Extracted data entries

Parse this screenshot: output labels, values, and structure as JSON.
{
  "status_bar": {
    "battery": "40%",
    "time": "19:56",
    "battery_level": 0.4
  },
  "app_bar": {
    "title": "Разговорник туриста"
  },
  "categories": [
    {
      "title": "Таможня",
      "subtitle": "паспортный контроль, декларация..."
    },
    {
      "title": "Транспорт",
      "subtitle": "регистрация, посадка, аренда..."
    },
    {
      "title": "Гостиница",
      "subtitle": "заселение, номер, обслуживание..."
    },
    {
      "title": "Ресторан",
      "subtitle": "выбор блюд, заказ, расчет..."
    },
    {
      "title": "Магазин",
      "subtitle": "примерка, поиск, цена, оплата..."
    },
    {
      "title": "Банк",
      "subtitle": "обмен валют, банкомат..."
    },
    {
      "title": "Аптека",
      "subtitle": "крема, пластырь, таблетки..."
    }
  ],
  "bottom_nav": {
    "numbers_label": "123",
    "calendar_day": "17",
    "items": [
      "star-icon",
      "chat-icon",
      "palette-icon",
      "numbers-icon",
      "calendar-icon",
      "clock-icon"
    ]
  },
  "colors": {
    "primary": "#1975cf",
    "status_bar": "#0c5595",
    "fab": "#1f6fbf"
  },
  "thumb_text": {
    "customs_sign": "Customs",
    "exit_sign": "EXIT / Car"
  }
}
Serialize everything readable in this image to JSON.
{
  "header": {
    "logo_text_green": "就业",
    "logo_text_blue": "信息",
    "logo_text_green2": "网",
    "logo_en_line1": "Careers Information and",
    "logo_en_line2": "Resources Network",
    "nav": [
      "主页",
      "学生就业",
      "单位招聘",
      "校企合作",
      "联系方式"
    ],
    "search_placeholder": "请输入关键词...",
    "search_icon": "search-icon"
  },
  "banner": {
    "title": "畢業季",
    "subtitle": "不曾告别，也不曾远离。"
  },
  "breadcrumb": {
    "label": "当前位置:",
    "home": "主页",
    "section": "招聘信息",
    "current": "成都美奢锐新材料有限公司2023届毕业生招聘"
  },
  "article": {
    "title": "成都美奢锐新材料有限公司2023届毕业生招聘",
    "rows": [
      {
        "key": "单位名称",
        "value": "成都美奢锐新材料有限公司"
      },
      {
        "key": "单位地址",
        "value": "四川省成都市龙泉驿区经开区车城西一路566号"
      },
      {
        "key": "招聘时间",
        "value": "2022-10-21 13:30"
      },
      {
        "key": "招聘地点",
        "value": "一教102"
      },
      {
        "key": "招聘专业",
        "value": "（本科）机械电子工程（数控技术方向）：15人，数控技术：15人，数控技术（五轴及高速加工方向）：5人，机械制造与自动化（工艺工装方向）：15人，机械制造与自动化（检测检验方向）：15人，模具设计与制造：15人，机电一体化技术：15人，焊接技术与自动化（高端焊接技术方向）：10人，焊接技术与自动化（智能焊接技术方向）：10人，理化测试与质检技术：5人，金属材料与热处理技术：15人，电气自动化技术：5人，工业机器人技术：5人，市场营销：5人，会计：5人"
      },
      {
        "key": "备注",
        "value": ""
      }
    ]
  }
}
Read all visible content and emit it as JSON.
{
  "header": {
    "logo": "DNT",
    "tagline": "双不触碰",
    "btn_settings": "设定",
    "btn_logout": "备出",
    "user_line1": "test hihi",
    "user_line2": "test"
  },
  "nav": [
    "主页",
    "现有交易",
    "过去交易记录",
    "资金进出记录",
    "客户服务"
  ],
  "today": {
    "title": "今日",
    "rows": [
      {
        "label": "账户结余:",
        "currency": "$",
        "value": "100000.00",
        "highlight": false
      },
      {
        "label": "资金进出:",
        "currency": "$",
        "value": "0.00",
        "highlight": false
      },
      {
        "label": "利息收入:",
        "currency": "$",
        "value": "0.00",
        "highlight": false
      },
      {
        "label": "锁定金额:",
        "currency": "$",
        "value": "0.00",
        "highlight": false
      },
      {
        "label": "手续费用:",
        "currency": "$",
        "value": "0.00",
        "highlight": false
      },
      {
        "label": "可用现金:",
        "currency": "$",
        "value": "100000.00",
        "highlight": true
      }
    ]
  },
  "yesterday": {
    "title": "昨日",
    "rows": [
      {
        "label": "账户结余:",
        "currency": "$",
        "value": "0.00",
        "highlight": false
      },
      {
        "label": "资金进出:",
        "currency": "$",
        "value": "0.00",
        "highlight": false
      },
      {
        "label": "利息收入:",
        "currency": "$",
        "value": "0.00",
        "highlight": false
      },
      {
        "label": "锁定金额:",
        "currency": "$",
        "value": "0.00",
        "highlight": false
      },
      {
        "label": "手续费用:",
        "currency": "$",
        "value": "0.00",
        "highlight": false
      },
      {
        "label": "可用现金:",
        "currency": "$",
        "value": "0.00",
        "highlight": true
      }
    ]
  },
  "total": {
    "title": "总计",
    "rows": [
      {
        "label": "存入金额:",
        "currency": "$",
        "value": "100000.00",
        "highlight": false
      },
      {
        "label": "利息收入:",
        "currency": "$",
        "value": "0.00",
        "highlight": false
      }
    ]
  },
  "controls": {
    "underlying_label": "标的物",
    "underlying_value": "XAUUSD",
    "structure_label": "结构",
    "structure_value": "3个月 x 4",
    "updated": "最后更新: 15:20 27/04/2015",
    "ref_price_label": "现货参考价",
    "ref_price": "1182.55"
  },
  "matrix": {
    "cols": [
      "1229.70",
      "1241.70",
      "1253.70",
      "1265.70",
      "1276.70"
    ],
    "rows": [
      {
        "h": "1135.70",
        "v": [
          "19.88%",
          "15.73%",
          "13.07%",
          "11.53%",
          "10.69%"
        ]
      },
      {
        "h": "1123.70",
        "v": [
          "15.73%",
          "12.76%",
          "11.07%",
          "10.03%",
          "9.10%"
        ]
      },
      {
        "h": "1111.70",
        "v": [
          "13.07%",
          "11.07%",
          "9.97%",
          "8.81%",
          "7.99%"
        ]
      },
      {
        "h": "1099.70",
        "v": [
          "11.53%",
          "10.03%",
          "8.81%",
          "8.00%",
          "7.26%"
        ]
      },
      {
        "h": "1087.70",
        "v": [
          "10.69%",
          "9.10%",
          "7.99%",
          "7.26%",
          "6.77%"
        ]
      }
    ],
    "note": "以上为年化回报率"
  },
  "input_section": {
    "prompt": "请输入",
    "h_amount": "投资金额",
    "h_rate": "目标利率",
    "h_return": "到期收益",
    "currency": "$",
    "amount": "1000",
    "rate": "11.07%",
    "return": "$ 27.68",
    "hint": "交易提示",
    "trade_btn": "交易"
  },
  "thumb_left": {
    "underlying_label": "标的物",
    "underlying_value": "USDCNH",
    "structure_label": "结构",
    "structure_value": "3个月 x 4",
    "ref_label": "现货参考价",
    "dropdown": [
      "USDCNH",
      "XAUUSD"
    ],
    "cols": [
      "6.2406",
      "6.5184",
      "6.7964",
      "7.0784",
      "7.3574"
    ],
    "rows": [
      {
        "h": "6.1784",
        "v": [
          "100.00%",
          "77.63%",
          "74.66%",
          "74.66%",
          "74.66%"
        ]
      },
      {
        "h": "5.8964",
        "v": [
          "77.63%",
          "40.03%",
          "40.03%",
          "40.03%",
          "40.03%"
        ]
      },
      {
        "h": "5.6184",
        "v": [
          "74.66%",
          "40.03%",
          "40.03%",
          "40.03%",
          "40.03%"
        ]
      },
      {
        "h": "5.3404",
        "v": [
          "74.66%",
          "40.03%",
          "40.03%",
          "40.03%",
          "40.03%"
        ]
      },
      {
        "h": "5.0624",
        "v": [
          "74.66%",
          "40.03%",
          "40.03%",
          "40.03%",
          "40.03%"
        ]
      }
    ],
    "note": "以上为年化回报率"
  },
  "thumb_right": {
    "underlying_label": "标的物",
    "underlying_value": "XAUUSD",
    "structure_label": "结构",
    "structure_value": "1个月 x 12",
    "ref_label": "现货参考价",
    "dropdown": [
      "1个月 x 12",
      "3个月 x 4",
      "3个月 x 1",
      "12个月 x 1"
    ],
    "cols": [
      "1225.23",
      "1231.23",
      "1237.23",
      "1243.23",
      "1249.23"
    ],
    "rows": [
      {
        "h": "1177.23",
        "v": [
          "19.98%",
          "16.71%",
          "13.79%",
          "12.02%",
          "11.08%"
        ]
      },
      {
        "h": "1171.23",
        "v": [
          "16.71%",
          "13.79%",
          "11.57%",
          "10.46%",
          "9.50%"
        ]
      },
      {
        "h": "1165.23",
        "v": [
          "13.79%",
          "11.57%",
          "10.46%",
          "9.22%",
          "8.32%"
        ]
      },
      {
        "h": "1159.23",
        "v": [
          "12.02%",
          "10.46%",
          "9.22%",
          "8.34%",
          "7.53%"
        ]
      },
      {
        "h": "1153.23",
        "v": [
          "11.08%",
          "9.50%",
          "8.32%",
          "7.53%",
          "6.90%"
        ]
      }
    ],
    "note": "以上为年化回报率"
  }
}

The problem: Look through the entries above and list every line containing "JSON".

The result:
Parse this screenshot: output labels, values, and structure as JSON.
Serialize everything readable in this image to JSON.
Read all visible content and emit it as JSON.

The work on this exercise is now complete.